Stored entries:

'''

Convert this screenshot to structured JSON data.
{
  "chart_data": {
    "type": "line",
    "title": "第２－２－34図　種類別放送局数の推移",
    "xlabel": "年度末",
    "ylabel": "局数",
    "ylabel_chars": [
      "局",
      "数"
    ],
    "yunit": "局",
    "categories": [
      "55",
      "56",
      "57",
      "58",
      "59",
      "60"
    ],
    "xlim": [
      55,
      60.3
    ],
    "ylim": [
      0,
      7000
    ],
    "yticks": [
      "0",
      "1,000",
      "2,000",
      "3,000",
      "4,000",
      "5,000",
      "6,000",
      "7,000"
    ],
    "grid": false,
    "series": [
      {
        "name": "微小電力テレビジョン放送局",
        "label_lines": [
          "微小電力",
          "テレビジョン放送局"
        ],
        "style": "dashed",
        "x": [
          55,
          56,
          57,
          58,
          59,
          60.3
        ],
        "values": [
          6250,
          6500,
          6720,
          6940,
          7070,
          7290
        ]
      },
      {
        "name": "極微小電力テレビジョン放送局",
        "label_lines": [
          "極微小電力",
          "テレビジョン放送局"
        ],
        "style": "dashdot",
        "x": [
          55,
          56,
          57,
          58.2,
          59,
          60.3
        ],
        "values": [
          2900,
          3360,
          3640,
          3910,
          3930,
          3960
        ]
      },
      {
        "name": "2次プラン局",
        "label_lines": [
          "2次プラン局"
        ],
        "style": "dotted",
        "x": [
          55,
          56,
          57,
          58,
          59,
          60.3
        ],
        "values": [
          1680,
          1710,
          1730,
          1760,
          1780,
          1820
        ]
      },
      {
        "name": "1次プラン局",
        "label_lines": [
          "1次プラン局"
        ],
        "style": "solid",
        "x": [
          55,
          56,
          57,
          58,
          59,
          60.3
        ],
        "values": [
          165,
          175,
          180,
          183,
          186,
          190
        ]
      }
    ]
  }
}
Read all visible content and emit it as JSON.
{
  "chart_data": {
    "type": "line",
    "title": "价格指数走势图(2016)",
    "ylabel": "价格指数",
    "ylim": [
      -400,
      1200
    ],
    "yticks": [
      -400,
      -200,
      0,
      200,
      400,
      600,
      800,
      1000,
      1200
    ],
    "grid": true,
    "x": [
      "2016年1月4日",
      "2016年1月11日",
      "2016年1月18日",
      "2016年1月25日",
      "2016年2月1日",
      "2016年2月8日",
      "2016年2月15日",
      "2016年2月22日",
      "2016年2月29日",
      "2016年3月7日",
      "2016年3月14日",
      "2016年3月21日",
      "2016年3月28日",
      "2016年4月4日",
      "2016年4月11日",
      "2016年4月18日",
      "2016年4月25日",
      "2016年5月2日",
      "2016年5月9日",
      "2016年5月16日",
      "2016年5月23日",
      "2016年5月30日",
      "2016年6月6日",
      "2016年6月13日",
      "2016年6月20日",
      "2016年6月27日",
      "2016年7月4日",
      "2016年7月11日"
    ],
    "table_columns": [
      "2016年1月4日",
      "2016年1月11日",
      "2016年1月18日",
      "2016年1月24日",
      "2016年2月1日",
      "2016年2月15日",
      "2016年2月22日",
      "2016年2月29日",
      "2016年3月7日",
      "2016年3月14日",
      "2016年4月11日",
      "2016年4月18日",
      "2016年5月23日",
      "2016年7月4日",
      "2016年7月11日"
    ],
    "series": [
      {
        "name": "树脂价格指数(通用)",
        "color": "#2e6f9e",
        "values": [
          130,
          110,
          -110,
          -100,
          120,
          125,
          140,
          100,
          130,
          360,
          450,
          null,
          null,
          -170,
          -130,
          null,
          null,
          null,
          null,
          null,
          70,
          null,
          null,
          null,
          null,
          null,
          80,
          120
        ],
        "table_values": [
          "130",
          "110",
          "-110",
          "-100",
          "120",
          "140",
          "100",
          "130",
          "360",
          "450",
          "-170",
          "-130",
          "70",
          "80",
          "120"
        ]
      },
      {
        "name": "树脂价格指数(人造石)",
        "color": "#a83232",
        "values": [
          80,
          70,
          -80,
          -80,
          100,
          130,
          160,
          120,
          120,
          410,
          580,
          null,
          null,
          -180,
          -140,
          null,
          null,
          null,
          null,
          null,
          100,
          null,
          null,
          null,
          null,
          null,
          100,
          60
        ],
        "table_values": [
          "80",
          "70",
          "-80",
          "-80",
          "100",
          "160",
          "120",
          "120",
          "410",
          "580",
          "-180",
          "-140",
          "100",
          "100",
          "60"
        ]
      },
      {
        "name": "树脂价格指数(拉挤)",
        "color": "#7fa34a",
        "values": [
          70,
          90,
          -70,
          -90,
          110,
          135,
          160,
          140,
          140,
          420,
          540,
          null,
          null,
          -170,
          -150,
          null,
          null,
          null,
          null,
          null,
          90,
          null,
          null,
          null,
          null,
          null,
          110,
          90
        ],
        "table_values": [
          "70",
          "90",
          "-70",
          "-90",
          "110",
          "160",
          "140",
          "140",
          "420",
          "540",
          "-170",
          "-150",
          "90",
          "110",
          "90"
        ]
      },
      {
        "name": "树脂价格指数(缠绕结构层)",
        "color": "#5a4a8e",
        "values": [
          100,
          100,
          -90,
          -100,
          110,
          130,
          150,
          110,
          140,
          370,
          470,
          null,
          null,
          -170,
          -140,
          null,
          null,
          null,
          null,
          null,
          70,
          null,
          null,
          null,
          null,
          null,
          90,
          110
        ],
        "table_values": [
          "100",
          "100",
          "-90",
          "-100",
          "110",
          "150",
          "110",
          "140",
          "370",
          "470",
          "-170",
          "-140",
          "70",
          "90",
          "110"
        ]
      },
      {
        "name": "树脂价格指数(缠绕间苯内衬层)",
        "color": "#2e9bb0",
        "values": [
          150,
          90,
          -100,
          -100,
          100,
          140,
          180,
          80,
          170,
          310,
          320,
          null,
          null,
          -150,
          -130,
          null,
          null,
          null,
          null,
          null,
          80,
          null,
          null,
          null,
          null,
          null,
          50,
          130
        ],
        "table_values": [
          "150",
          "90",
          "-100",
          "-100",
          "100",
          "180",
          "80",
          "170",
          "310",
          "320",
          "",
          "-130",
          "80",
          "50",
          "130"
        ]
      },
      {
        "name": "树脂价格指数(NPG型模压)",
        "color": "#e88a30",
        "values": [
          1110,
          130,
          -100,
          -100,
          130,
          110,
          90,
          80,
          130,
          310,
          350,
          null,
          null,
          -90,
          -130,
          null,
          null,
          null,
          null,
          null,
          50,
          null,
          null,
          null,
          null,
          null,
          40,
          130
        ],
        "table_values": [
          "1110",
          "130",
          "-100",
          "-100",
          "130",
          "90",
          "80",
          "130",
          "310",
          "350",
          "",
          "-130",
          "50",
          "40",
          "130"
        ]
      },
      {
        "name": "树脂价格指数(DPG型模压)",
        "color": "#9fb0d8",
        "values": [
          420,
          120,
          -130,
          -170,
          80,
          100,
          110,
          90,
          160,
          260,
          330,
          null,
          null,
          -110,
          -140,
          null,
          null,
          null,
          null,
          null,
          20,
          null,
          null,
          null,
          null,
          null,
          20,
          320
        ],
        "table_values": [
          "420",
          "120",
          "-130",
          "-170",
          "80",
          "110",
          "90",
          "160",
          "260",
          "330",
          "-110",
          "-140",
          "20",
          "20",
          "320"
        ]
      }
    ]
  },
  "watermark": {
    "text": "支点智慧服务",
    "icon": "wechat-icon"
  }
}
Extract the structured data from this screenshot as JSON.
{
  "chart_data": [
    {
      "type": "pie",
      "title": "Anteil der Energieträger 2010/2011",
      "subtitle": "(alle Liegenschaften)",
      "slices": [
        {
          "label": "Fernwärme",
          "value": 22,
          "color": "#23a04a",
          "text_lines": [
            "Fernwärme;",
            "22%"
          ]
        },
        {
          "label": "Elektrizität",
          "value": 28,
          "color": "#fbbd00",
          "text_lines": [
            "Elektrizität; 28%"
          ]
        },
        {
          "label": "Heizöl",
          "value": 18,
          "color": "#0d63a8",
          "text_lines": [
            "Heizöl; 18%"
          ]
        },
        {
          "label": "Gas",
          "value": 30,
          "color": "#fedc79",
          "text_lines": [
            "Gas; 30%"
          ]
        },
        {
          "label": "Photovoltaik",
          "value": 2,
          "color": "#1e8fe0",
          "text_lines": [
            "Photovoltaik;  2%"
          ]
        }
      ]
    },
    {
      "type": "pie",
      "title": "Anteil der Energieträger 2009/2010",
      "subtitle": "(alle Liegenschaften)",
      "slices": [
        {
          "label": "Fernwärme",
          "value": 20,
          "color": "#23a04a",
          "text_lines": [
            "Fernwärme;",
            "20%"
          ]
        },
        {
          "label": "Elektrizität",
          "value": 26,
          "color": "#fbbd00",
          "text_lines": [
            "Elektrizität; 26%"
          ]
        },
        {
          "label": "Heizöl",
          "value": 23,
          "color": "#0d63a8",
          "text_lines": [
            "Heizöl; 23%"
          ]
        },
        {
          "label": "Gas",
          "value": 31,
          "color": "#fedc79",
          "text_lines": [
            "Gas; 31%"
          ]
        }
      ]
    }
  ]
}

'''

Exercise instructions:
Copy every line of the listing that includes the string "name".

Output for this task:
        "name": "微小電力テレビジョン放送局",
        "name": "極微小電力テレビジョン放送局",
        "name": "2次プラン局",
        "name": "1次プラン局",
        "name": "树脂价格指数(通用)",
        "name": "树脂价格指数(人造石)",
        "name": "树脂价格指数(拉挤)",
        "name": "树脂价格指数(缠绕结构层)",
        "name": "树脂价格指数(缠绕间苯内衬层)",
        "name": "树脂价格指数(NPG型模压)",
        "name": "树脂价格指数(DPG型模压)",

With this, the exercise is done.